Selected passage section start

Acey: It's kind of funny though; friends in one identity, enemies in the other.
- In Harry Riddle when she began the affair Lily Evans Potter had no idea that that charming man Tom that she took as her lover was actually Voldemort. Also Harry and Draco's friendship with Hermione and Neville—the professors express doubts that Neville would be so chummy with Harry if he knew that Harry's "Auntie Bellatrix" tortured his parents into insanity.
- In the AU Heart of an Assassin after meeting, Light and L become quite taken with each other while both are blissfully unaware of the other's true occupations.
- Persona EG has two examples:
- The first major enemy that ZIT fights, Eris, turns out to be their friend Fluttershy. She continues to qualify as this after her identity is revealed, despite not openly attacking them anymore, until her official Heel–Face Turn on her birthday.
- Sunset Shimmer moves into the dorm with everyone in June, after spending most of the year trying to kill Flash and his friends. She claims that she has given up and has no interest in fighting them anymore since they have practically won already and have stopped every attempt she's made against them and their friendship, claiming she just wants to know how they did it. Everyone is still cautious and wants little to do with her in case she is lying.
- In A Fantastic Upheaval of Previously Held Notions, with a target painted on his back by the Janus Order, Strickler is unable to stay at his home. Because he is still magically bonded with Barbara, keeping his distance is a poor option and he has to stay with the Lake family with no choice in the matter.
- In the Three Houses fanfic You'll Get No Answers from the Blue Sea Star, it slowly becomes obvious that someone living in the monastery is a traitor. In fact there are two - Tomas, the head librarian, and Edelgard, one of the students. Both are revealed in rather dramatic fashion.

Selected passage section end
Entries supplied section start

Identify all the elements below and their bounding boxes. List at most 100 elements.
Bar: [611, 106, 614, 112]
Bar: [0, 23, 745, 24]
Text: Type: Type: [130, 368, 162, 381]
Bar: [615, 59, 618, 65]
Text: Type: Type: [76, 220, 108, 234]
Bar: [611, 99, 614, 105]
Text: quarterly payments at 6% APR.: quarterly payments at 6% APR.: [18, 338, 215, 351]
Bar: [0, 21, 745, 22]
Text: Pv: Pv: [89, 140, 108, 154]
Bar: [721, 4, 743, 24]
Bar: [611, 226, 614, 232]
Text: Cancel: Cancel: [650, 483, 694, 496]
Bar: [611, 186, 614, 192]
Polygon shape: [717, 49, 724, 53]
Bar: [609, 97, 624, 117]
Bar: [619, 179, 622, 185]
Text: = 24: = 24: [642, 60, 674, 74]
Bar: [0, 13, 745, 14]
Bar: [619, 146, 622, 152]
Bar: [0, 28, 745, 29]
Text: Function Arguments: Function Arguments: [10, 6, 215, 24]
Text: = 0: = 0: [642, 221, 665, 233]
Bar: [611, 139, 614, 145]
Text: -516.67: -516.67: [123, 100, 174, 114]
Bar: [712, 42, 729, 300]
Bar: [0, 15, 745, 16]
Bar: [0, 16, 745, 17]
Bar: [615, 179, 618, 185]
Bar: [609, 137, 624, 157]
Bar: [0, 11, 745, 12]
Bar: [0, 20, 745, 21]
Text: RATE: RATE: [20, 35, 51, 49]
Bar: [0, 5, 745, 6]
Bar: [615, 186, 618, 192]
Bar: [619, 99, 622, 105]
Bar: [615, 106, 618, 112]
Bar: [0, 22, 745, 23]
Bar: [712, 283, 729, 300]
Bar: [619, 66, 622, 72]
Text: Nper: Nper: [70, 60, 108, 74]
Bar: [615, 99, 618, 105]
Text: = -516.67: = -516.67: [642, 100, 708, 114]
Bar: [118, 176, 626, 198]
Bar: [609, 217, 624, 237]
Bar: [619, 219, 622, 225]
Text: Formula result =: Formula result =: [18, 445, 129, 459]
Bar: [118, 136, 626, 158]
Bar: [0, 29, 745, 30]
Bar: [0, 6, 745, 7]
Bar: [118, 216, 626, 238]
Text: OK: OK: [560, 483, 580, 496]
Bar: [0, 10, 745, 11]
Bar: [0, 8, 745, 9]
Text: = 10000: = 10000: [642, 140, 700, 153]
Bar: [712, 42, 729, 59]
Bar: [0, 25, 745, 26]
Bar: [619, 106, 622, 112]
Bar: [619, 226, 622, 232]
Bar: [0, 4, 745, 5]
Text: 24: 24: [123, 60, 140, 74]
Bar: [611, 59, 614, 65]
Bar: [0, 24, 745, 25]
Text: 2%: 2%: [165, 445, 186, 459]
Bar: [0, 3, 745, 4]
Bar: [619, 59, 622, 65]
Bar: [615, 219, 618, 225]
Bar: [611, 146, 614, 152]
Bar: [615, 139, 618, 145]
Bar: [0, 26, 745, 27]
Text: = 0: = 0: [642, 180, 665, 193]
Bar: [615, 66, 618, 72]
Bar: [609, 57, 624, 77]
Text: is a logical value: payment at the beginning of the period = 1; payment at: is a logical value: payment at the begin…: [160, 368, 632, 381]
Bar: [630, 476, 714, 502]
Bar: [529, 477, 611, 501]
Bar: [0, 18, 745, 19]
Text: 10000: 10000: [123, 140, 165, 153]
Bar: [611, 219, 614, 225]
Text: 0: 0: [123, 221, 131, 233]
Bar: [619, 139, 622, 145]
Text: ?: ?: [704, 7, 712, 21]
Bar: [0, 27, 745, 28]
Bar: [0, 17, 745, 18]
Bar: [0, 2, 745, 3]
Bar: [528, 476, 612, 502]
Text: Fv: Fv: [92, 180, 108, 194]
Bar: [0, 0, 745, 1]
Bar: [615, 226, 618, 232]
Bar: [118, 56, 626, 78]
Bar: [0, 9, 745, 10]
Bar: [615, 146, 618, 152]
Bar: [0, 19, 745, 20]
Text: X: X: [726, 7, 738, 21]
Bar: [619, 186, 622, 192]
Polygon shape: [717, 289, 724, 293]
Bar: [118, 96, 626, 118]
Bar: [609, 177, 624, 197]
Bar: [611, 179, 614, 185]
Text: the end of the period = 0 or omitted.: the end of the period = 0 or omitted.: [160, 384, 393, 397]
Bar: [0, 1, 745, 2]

Entries supplied section end

**Tasks to complete**.
1. In the passage on fanfiction, who are the two traitors living in the monastery in You'll Get No Answers from the Blue Sea Star?
2. Output the passage on fanfiction word for word, starting with "- Persona EG" and going on through "on her birthday.".
3. Pick up the passage on fanfiction after its last sentence and keep writing it.

**Answers for the tasks**.
1. Tomas, the head librarian, and Edelgard, one of the students.

2.
- Persona EG has two examples:
- The first major enemy that ZIT fights, Eris, turns out to be their friend Fluttershy. She continues to qualify as this after her identity is revealed, despite not openly attacking them anymore, until her official Heel–Face Turn on her birthday.

3.
- Hidden in Silence: The Nazis force Fusia and Helen to board two German nurses for a nearby military hospital after nearly putting the hospital itself in her house. Since 13 Jewish refugees are hiding in the sisters' attic, this causes some tension. It doesn't help that the nurses' soldier boyfriends (at least one of whom is anti-semitic) also end up living there.
- Inverted in the Made For TV movie Re-Animated, where the lead, the villain, and the lead's Secret Keepers are the only ones who do realize the villain and the lead are literally living together—no matter how obvious the villain's evilness and bumbling murderous intentions become, the rest of the cast either fails to realize it or treats him like a harmless Cloudcuckoolander.
- This is the basis of the movie Mr. & Mrs. Smith (2005), wherein both characters put up a front of normal life for each other while they go about their real jobs as spies/assassins working for rival firms—until they're both given assignments that lead to their paths crossing.
- Prizzi's Honor is also about two professional hit-persons who are married to each other. Eventually, they discover that each has been hired to kill the other. They follow through, but only one succeeds.
- In the Animorphs series:
- Jake, the leader of the titular resistance force, knowingly spent years living with the Yeerk controlling his older brother Tom.
- Marco had the same situation with his mother, the host body for Visser One, except that he didn't find out about the Yeerks until after she had already faked her own death.
- The principal of the school turns out to be infested by the Yeerks. In order to keep up the masquerade, the heroes are forced to keep up the image of a good student while at school.
- In Bigtime, Karma Girl features a narrator who uses this fact as a way to track down and discover the secret identities of superheroes and villains.
- The Pendragon Adventure has Andy Mitchell, Mark and Courtney's delinquent classmate, whom they've known since kindergarten on Second Earth. He is really Saint Dane in disguise. There's also Telleo on the territory of Ibara, who is secretly Nevva Winter.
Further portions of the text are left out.